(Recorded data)
********
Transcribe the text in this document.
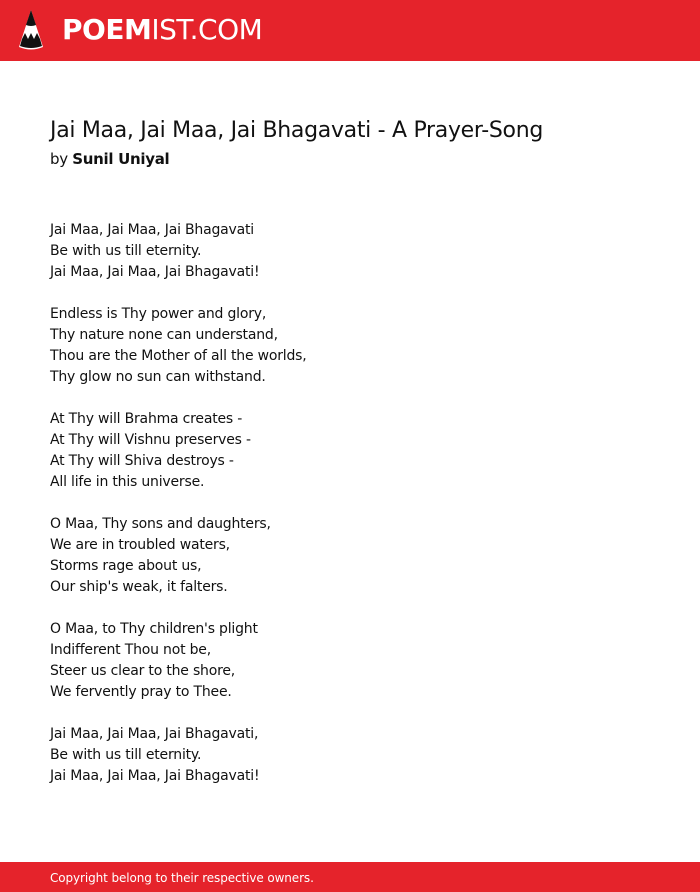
POEMIST.COM
Jai Maa, Jai Maa, Jai Bhagavati - A Prayer-Song

by Sunil Uniyal

Jai Maa, Jai Maa, Jai Bhagavati
Be with us till eternity.
Jai Maa, Jai Maa, Jai Bhagavati!
Endless is Thy power and glory,
Thy nature none can understand,
Thou are the Mother of all the worlds,
Thy glow no sun can withstand.
At Thy will Brahma creates -
At Thy will Vishnu preserves -
At Thy will Shiva destroys -
All life in this universe.
O Maa, Thy sons and daughters,
We are in troubled waters,
Storms rage about us,
Our ship's weak, it falters.
O Maa, to Thy children's plight
Indifferent Thou not be,
Steer us clear to the shore,
We fervently pray to Thee.
Jai Maa, Jai Maa, Jai Bhagavati,
Be with us till eternity.
Jai Maa, Jai Maa, Jai Bhagavati!
Copyright belong to their respective owners.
********
◆ **Task statement**
Return every line of the records exactly as given, pictures excluded.

◆ **Output for this task**
Transcribe the text in this document.
POEMIST.COM
Jai Maa, Jai Maa, Jai Bhagavati - A Prayer-Song

by Sunil Uniyal

Jai Maa, Jai Maa, Jai Bhagavati
Be with us till eternity.
Jai Maa, Jai Maa, Jai Bhagavati!
Endless is Thy power and glory,
Thy nature none can understand,
Thou are the Mother of all the worlds,
Thy glow no sun can withstand.
At Thy will Brahma creates -
At Thy will Vishnu preserves -
At Thy will Shiva destroys -
All life in this universe.
O Maa, Thy sons and daughters,
We are in troubled waters,
Storms rage about us,
Our ship's weak, it falters.
O Maa, to Thy children's plight
Indifferent Thou not be,
Steer us clear to the shore,
We fervently pray to Thee.
Jai Maa, Jai Maa, Jai Bhagavati,
Be with us till eternity.
Jai Maa, Jai Maa, Jai Bhagavati!
Copyright belong to their respective owners.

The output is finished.